Go through the lines below and copy each one that holds the string "Verordnung".

(DATA TO PROCESS):
=-=-=

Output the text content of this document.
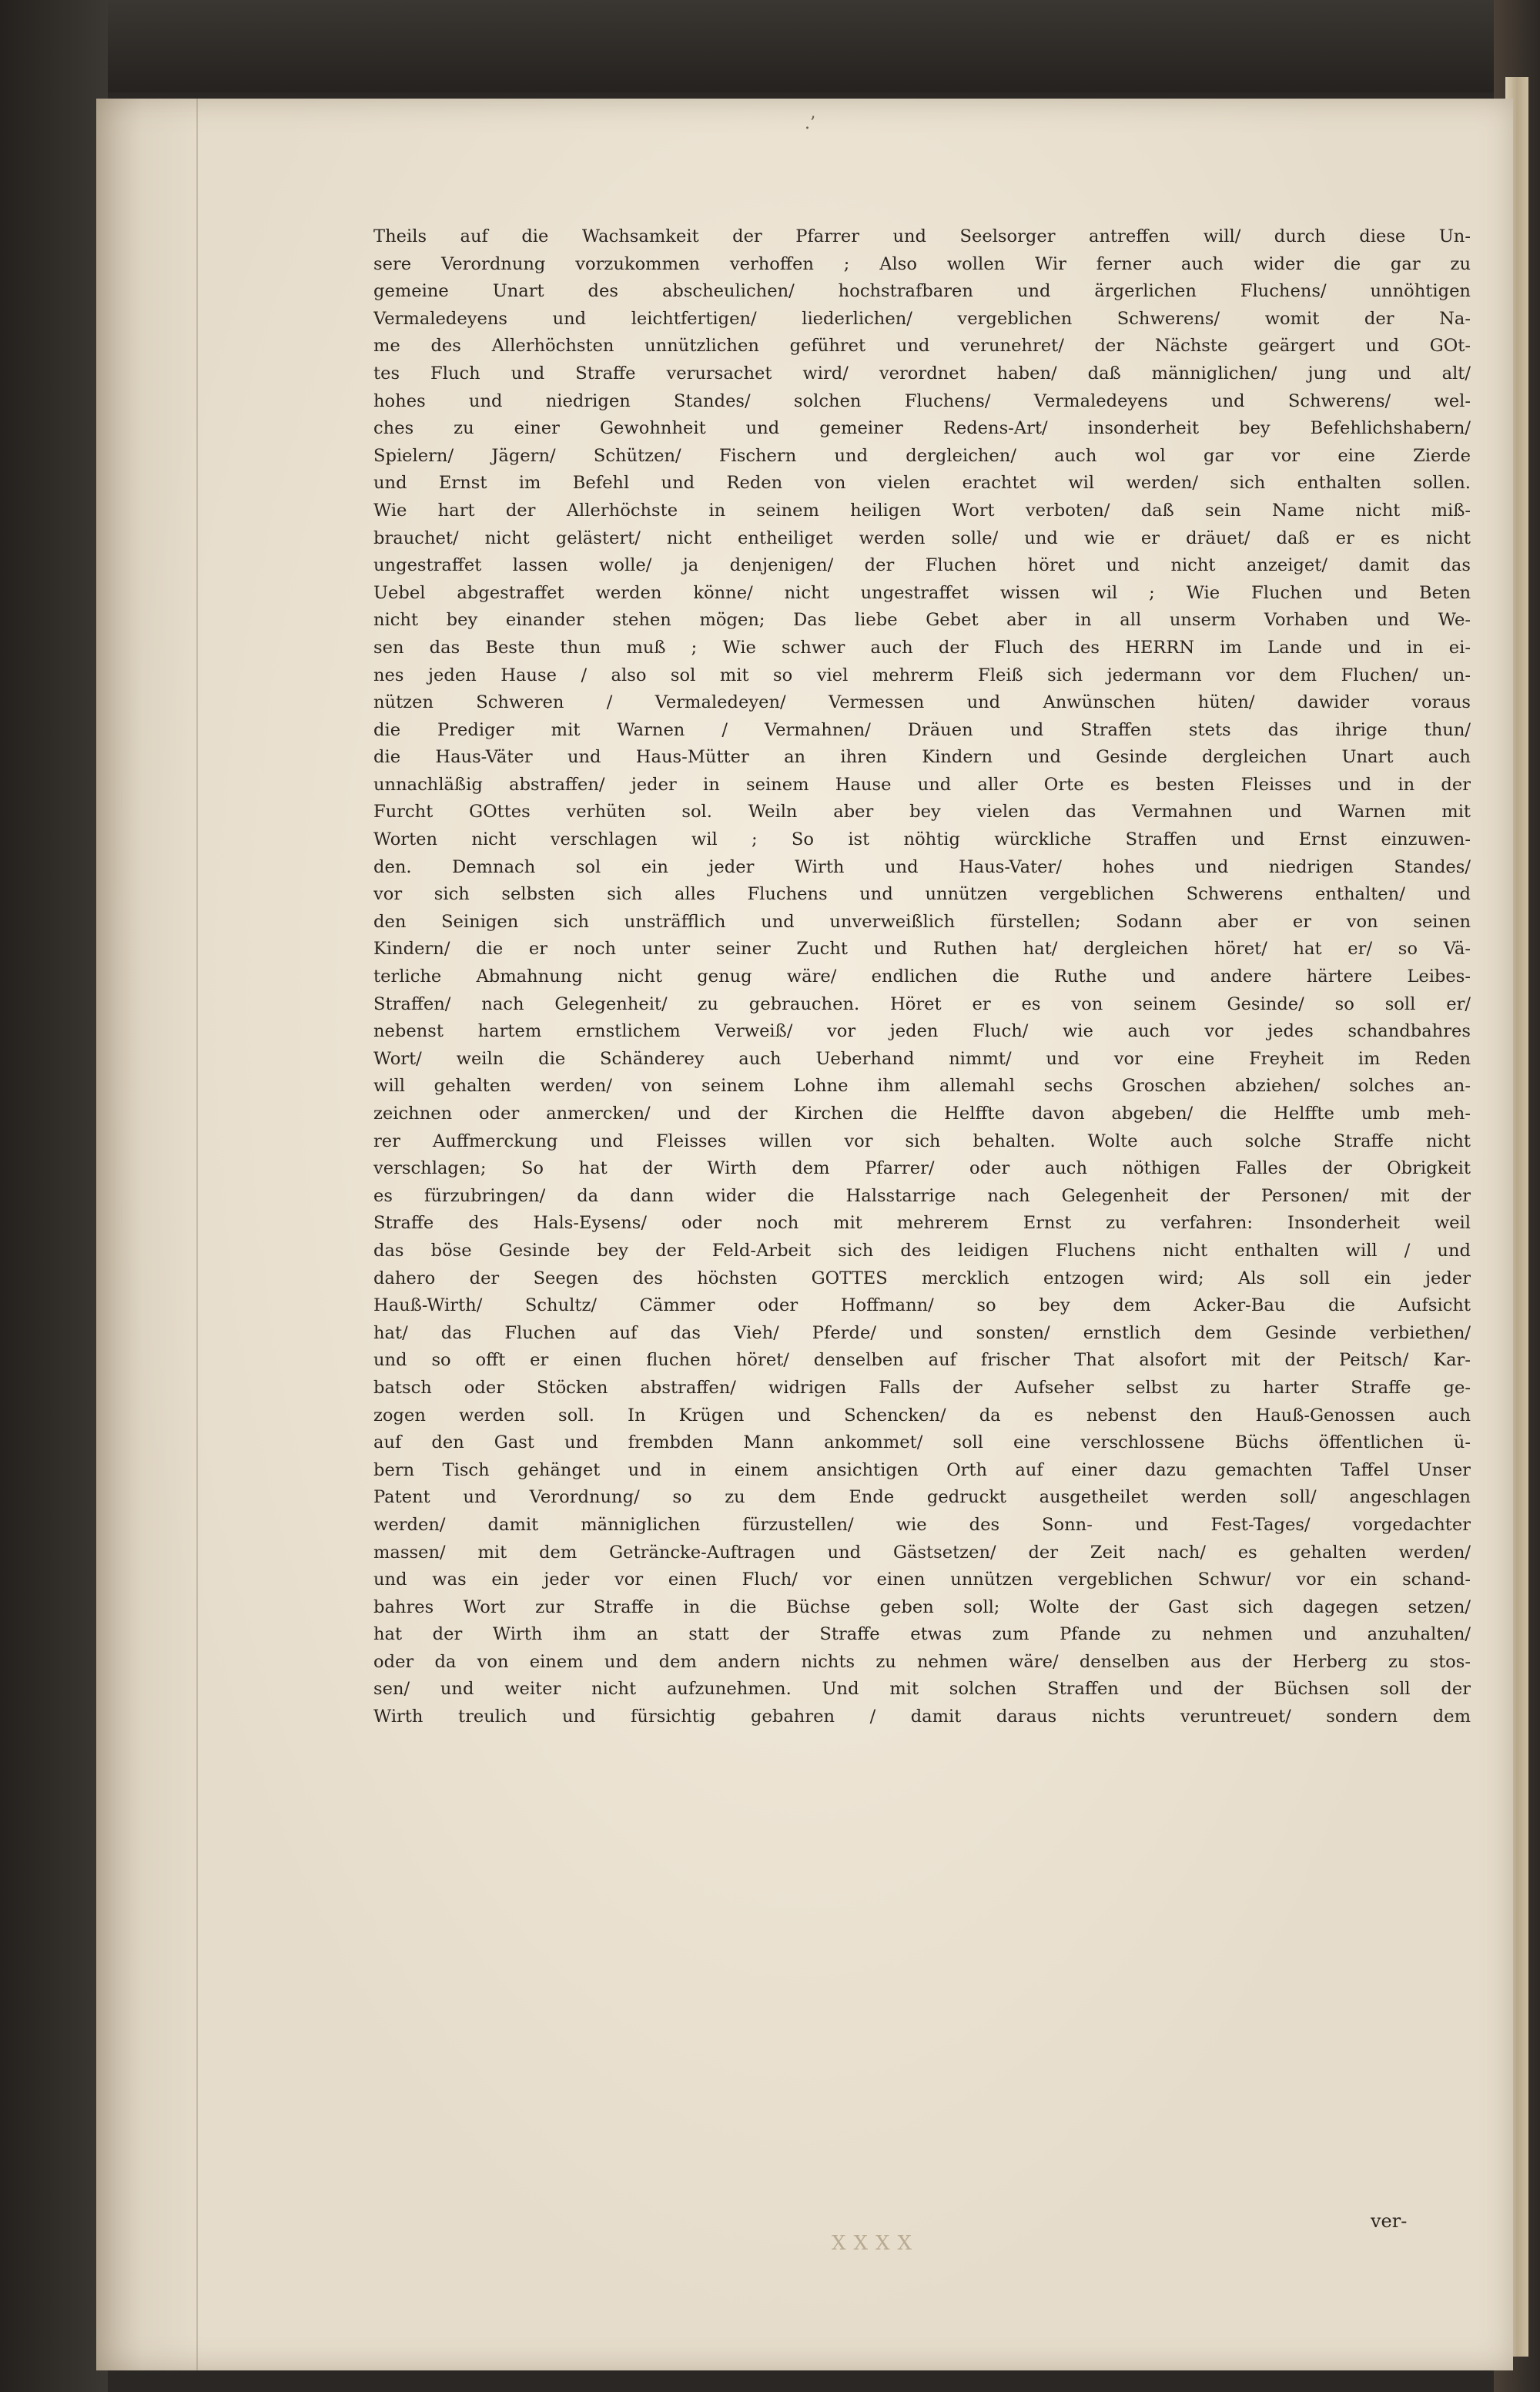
.’
Theils auf die Wachsamkeit der Pfarrer und Seelsorger antreffen will/ durch diese Un-
sere Verordnung vorzukommen verhoffen ; Also wollen Wir ferner auch wider die gar zu
gemeine Unart des abscheulichen/ hochstrafbaren und ärgerlichen Fluchens/ unnöhtigen
Vermaledeyens und leichtfertigen/ liederlichen/ vergeblichen Schwerens/ womit der Na-
me des Allerhöchsten unnützlichen geführet und verunehret/ der Nächste geärgert und GOt-
tes Fluch und Straffe verursachet wird/ verordnet haben/ daß männiglichen/ jung und alt/
hohes und niedrigen Standes/ solchen Fluchens/ Vermaledeyens und Schwerens/ wel-
ches zu einer Gewohnheit und gemeiner Redens-Art/ insonderheit bey Befehlichshabern/
Spielern/ Jägern/ Schützen/ Fischern und dergleichen/ auch wol gar vor eine Zierde
und Ernst im Befehl und Reden von vielen erachtet wil werden/ sich enthalten sollen.
Wie hart der Allerhöchste in seinem heiligen Wort verboten/ daß sein Name nicht miß-
brauchet/ nicht gelästert/ nicht entheiliget werden solle/ und wie er dräuet/ daß er es nicht
ungestraffet lassen wolle/ ja denjenigen/ der Fluchen höret und nicht anzeiget/ damit das
Uebel abgestraffet werden könne/ nicht ungestraffet wissen wil ; Wie Fluchen und Beten
nicht bey einander stehen mögen; Das liebe Gebet aber in all unserm Vorhaben und We-
sen das Beste thun muß ; Wie schwer auch der Fluch des HERRN im Lande und in ei-
nes jeden Hause / also sol mit so viel mehrerm Fleiß sich jedermann vor dem Fluchen/ un-
nützen Schweren / Vermaledeyen/ Vermessen und Anwünschen hüten/ dawider voraus
die Prediger mit Warnen / Vermahnen/ Dräuen und Straffen stets das ihrige thun/
die Haus-Väter und Haus-Mütter an ihren Kindern und Gesinde dergleichen Unart auch
unnachläßig abstraffen/ jeder in seinem Hause und aller Orte es besten Fleisses und in der
Furcht GOttes verhüten sol. Weiln aber bey vielen das Vermahnen und Warnen mit
Worten nicht verschlagen wil ; So ist nöhtig würckliche Straffen und Ernst einzuwen-
den. Demnach sol ein jeder Wirth und Haus-Vater/ hohes und niedrigen Standes/
vor sich selbsten sich alles Fluchens und unnützen vergeblichen Schwerens enthalten/ und
den Seinigen sich unsträfflich und unverweißlich fürstellen; Sodann aber er von seinen
Kindern/ die er noch unter seiner Zucht und Ruthen hat/ dergleichen höret/ hat er/ so Vä-
terliche Abmahnung nicht genug wäre/ endlichen die Ruthe und andere härtere Leibes-
Straffen/ nach Gelegenheit/ zu gebrauchen. Höret er es von seinem Gesinde/ so soll er/
nebenst hartem ernstlichem Verweiß/ vor jeden Fluch/ wie auch vor jedes schandbahres
Wort/ weiln die Schänderey auch Ueberhand nimmt/ und vor eine Freyheit im Reden
will gehalten werden/ von seinem Lohne ihm allemahl sechs Groschen abziehen/ solches an-
zeichnen oder anmercken/ und der Kirchen die Helffte davon abgeben/ die Helffte umb meh-
rer Auffmerckung und Fleisses willen vor sich behalten. Wolte auch solche Straffe nicht
verschlagen; So hat der Wirth dem Pfarrer/ oder auch nöthigen Falles der Obrigkeit
es fürzubringen/ da dann wider die Halsstarrige nach Gelegenheit der Personen/ mit der
Straffe des Hals-Eysens/ oder noch mit mehrerem Ernst zu verfahren: Insonderheit weil
das böse Gesinde bey der Feld-Arbeit sich des leidigen Fluchens nicht enthalten will / und
dahero der Seegen des höchsten GOTTES mercklich entzogen wird; Als soll ein jeder
Hauß-Wirth/ Schultz/ Cämmer oder Hoffmann/ so bey dem Acker-Bau die Aufsicht
hat/ das Fluchen auf das Vieh/ Pferde/ und sonsten/ ernstlich dem Gesinde verbiethen/
und so offt er einen fluchen höret/ denselben auf frischer That alsofort mit der Peitsch/ Kar-
batsch oder Stöcken abstraffen/ widrigen Falls der Aufseher selbst zu harter Straffe ge-
zogen werden soll. In Krügen und Schencken/ da es nebenst den Hauß-Genossen auch
auf den Gast und frembden Mann ankommet/ soll eine verschlossene Büchs öffentlichen ü-
bern Tisch gehänget und in einem ansichtigen Orth auf einer dazu gemachten Taffel Unser
Patent und Verordnung/ so zu dem Ende gedruckt ausgetheilet werden soll/ angeschlagen
werden/ damit männiglichen fürzustellen/ wie des Sonn- und Fest-Tages/ vorgedachter
massen/ mit dem Geträncke-Auftragen und Gästsetzen/ der Zeit nach/ es gehalten werden/
und was ein jeder vor einen Fluch/ vor einen unnützen vergeblichen Schwur/ vor ein schand-
bahres Wort zur Straffe in die Büchse geben soll; Wolte der Gast sich dagegen setzen/
hat der Wirth ihm an statt der Straffe etwas zum Pfande zu nehmen und anzuhalten/
oder da von einem und dem andern nichts zu nehmen wäre/ denselben aus der Herberg zu stos-
sen/ und weiter nicht aufzunehmen. Und mit solchen Straffen und der Büchsen soll der
Wirth treulich und fürsichtig gebahren / damit daraus nichts veruntreuet/ sondern dem
XXXX
ver-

=-=-=

(THE OUTPUT):
sere Verordnung vorzukommen verhoffen ; Also wollen Wir ferner auch wider die gar zu
Patent und Verordnung/ so zu dem Ende gedruckt ausgetheilet werden soll/ angeschlagen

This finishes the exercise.